Stated task A: Return everything in the forum thread on confidence intervals for numeric predictions from "Can you please" down to "range of shipments.".
Stated task B:
Answer these questions from the forum thread on confidence intervals for numeric predictions:
(i) How much data does the original poster have?
(ii) Which measure had the original poster used until now to compare algorithms or their parameters?
(iii) According to the reply, what do tricks such as simulations have?
Stated task C: Continue the forum thread on confidence intervals for numeric predictions from the point where it stops.

____ Provided passage

How to create confidence intervals for numeric prediction ?

BjörnBjörn Member Posts: 2 Contributor I
edited February 2020 in Help

Hey Community,

I would like to know, how I can generate confidence intervals around the numeric predictions I get from different algorithms. I have around three years of data with values for my label, a shipment amount, that has to be processed. Until now I only used the RMSE, I got through the performance operator, to compare different algorithms or their parameters.

Can you please give me some advice how I could create confidence intervals, for example the 95% confidence around the predicted values, so I can show the users the expected range of shipments.

Thanks in advance.

 

Tagged:

Answers

  • MartinLiebigMartinLiebig Administrator, Moderator, Employee, RapidMiner Certified Analyst, RapidMiner Certified Expert, University Professor Posts: 3,503 RM Data Scientist

    Dear Björn,

     

    i think this request is hardly possible to do. At least in a model agnostic fashion. I do not know an algorithm to do this for every model. There are some tricks like using simulations, but they all have strong  assumptions on the underlying distributions.

     

    What model are you using?

________
____ Dataset excerpts

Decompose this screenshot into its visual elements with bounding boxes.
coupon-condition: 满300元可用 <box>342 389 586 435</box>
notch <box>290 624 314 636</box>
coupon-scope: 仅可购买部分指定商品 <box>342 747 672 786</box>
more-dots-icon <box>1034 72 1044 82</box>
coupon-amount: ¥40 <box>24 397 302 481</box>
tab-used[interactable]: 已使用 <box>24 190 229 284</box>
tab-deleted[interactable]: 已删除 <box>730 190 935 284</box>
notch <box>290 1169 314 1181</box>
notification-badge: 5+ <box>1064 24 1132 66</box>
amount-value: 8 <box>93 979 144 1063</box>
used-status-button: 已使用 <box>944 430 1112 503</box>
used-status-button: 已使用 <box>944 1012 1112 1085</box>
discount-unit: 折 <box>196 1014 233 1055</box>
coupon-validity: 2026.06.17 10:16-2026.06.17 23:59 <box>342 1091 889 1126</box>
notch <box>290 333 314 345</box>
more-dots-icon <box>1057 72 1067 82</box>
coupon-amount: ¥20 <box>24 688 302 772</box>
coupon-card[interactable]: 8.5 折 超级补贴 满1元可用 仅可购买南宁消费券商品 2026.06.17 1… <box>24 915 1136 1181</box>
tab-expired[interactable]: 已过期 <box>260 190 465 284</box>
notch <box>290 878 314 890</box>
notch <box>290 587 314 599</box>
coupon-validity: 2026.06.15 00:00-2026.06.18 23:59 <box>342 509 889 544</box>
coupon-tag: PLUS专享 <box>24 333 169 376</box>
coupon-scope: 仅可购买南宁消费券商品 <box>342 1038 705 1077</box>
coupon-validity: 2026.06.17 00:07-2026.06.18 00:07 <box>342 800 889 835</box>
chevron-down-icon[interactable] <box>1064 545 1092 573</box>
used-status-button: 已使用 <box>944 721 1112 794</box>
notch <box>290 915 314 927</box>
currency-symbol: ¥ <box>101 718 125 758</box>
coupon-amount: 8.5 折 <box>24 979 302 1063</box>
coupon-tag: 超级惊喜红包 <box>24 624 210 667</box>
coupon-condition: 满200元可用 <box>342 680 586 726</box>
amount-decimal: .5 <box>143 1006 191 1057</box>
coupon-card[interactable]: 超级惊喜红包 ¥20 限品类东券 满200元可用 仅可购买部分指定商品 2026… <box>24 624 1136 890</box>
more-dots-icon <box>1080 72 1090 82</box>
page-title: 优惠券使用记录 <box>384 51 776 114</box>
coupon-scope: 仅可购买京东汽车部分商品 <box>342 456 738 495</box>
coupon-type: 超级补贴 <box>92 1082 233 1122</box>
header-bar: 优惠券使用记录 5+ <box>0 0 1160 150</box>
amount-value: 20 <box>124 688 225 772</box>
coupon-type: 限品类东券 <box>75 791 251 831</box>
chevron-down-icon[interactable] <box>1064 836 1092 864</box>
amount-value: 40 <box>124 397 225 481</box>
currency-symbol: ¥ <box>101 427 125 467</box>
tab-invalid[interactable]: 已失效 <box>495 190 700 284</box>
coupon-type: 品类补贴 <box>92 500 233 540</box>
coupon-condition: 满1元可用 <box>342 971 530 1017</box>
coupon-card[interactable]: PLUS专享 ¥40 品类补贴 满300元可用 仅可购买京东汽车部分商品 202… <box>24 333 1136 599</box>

________

Final answer A:
Can you please give me some advice how I could create confidence intervals, for example the 95% confidence around the predicted values, so I can show the users the expected range of shipments.

Final answer B:
(i) Around three years of data.
(ii) The RMSE, obtained through the performance operator.
(iii) Strong assumptions on the underlying distributions.

Final answer C:
    cheers,

    martin

    - Sr. Director Data Solutions, Altair RapidMiner -
    Dortmund, Germany
  • BjörnBjörn Member Posts: 2 Contributor I

    Dear Martin,

    thanks for your response. Right now the model I am using is Gradient Boosted Trees.

  • JEdwardJEdward RapidMiner Certified Analyst, RapidMiner Certified Expert, Member Posts: 578 Unicorn

    @mschmitz

     

    I had a think about how to do something similar based on the LIME approach.  What about measuring the differences between the prediction & actual value for each record, discretizing that into bands and then building a model to predict how accurately the previous model might predict for a record (given a certain range). 

     

    It's still work in progress and I think it need a bit more thinking about upper & lower bounds rather than just difference between the prediction & reality.  But posting the idea here to get some ideas.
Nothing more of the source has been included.